(Records from a collection of figures)
-- -- --

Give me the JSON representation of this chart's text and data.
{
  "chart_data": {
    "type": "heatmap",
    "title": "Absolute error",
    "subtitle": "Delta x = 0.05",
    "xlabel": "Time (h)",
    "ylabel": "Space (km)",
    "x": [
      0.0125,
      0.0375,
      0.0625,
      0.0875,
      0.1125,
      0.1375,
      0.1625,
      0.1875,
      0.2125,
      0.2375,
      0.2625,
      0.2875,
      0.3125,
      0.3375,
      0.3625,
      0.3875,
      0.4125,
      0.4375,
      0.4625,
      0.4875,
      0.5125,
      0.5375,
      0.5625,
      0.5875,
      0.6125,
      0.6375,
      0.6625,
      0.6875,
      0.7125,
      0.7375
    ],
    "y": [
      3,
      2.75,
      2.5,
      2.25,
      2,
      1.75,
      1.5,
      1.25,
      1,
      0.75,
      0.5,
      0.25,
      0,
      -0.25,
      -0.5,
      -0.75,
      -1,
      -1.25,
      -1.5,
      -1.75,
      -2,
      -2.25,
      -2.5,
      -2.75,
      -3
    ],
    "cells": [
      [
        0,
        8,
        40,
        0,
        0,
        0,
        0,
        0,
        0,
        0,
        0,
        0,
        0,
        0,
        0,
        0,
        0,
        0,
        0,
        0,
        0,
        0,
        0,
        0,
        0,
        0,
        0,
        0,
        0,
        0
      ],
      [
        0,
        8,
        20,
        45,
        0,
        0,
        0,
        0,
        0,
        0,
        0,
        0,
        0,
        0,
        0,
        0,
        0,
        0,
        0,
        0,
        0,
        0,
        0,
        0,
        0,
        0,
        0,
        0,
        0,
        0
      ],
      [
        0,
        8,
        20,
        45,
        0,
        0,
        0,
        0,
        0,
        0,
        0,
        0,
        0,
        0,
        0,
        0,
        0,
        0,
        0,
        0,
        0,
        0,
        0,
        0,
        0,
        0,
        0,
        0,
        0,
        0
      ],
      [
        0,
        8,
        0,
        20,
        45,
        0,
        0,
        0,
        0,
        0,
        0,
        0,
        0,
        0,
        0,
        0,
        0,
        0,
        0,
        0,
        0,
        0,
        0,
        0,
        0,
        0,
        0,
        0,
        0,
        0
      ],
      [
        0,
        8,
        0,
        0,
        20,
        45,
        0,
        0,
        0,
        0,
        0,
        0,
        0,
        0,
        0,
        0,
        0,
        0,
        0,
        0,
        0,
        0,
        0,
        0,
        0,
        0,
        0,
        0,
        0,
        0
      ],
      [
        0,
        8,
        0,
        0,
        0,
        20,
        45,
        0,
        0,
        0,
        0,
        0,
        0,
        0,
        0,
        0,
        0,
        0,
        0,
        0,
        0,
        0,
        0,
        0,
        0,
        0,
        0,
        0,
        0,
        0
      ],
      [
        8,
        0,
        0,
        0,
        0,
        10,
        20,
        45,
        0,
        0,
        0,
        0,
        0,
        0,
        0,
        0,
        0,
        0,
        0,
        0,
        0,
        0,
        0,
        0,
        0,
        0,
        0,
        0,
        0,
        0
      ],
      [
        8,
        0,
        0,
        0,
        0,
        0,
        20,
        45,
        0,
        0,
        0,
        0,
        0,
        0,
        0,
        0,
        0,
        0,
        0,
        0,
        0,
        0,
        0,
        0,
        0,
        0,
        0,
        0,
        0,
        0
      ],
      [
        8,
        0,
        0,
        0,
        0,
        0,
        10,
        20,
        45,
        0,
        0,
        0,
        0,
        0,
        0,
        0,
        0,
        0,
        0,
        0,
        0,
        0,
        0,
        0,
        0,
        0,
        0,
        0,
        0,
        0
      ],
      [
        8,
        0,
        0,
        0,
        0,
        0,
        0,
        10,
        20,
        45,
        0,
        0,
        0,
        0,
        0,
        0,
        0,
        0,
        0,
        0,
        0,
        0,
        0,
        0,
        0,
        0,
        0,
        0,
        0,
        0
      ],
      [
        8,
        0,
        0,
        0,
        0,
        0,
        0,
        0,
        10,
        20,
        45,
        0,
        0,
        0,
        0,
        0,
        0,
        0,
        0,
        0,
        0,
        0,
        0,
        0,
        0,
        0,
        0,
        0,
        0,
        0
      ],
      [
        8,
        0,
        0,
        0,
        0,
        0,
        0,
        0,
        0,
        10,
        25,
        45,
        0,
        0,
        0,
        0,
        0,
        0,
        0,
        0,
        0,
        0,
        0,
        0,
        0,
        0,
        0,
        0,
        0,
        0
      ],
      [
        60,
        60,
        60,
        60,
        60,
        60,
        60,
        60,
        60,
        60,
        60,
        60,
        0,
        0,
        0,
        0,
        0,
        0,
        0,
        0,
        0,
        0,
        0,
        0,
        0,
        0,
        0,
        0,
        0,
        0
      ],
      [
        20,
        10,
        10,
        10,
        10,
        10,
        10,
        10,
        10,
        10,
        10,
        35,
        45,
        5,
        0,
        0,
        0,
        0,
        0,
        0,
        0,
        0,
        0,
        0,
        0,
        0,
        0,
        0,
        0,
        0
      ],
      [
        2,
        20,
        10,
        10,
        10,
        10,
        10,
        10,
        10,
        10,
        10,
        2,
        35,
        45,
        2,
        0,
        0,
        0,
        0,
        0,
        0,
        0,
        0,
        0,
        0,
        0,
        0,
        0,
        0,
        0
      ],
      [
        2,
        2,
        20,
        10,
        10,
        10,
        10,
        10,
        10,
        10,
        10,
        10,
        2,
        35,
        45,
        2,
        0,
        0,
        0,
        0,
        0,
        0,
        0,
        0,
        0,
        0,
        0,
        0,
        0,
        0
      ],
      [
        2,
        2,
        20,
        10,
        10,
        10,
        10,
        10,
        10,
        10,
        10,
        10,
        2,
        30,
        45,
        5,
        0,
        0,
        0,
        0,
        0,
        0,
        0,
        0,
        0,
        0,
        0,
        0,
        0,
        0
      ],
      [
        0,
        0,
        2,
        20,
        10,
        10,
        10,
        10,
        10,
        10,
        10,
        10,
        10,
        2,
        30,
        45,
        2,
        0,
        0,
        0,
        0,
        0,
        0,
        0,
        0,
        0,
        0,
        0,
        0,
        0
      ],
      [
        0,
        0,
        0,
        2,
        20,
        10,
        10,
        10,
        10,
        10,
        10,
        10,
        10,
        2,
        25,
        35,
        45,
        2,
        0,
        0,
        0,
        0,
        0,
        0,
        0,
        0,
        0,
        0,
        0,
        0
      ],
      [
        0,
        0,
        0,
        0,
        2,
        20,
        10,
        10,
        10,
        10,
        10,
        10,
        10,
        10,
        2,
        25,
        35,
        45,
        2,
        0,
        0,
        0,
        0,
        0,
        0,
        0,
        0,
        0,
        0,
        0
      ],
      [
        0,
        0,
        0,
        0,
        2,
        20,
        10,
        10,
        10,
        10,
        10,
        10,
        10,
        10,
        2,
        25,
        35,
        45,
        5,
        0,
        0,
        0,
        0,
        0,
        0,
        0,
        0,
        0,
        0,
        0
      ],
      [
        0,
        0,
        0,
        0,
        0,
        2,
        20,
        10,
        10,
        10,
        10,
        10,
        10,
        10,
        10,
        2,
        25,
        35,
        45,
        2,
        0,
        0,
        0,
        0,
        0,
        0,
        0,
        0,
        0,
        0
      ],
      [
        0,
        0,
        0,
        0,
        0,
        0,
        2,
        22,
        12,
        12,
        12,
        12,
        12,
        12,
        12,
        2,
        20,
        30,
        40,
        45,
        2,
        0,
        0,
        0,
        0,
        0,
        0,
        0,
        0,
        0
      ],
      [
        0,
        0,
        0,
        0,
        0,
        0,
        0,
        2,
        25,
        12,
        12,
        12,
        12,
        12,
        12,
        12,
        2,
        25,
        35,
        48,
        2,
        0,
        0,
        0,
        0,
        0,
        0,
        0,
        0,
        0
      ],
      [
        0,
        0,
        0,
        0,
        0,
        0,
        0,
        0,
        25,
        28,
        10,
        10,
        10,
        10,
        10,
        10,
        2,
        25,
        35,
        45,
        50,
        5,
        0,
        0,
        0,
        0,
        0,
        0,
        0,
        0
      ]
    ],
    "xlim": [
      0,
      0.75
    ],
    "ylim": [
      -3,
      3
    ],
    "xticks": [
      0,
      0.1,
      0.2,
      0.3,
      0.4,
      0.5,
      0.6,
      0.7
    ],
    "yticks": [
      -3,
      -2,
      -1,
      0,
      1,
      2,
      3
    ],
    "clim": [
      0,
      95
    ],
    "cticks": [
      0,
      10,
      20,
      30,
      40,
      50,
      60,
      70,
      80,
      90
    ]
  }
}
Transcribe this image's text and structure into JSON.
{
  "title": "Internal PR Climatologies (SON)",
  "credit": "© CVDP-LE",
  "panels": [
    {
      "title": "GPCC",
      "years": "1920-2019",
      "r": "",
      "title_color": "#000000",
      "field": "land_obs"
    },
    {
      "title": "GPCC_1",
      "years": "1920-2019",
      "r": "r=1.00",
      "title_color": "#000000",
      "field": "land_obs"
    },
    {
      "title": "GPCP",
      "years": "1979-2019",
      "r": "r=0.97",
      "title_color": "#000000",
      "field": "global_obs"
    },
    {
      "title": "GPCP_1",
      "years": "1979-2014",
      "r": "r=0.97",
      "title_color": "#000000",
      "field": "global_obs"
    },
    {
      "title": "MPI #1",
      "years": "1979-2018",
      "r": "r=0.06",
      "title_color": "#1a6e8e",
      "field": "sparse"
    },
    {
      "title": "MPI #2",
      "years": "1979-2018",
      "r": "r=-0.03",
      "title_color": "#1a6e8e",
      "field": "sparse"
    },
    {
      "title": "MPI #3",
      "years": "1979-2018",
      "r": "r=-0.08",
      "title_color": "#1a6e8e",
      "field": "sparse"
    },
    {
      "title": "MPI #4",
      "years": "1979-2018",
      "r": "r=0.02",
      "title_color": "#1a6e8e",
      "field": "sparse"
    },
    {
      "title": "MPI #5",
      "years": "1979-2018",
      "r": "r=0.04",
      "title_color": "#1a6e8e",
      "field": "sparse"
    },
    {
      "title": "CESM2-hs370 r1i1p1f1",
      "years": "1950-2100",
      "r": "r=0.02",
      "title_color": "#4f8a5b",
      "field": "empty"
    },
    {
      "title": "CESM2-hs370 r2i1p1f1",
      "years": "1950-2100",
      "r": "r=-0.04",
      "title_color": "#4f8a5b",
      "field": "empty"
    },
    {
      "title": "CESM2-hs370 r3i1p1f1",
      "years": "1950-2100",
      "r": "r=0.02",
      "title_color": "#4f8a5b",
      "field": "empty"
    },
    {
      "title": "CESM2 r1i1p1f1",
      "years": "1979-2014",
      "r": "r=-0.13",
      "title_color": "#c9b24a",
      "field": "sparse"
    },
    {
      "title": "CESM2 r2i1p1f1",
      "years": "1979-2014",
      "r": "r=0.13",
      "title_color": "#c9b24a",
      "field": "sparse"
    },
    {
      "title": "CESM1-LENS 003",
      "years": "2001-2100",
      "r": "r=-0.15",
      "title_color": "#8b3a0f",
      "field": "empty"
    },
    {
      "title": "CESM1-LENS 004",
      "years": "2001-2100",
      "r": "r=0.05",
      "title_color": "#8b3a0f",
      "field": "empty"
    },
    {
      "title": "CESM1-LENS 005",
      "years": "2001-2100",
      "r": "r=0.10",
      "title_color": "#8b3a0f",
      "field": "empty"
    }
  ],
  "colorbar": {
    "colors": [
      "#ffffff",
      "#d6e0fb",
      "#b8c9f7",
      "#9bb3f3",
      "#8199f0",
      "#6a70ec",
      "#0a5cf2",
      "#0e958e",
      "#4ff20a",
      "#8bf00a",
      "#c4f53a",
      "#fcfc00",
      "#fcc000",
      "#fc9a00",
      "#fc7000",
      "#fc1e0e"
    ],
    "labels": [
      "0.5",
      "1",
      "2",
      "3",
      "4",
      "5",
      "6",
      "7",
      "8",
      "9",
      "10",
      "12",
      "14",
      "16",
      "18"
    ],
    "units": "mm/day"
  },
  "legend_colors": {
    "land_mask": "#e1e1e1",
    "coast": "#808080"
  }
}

-- -- --

■ **Task directions**: From the material above, copy each line that includes the word "JSON".

■ **Response to this task**:
Give me the JSON representation of this chart's text and data.
Transcribe this image's text and structure into JSON.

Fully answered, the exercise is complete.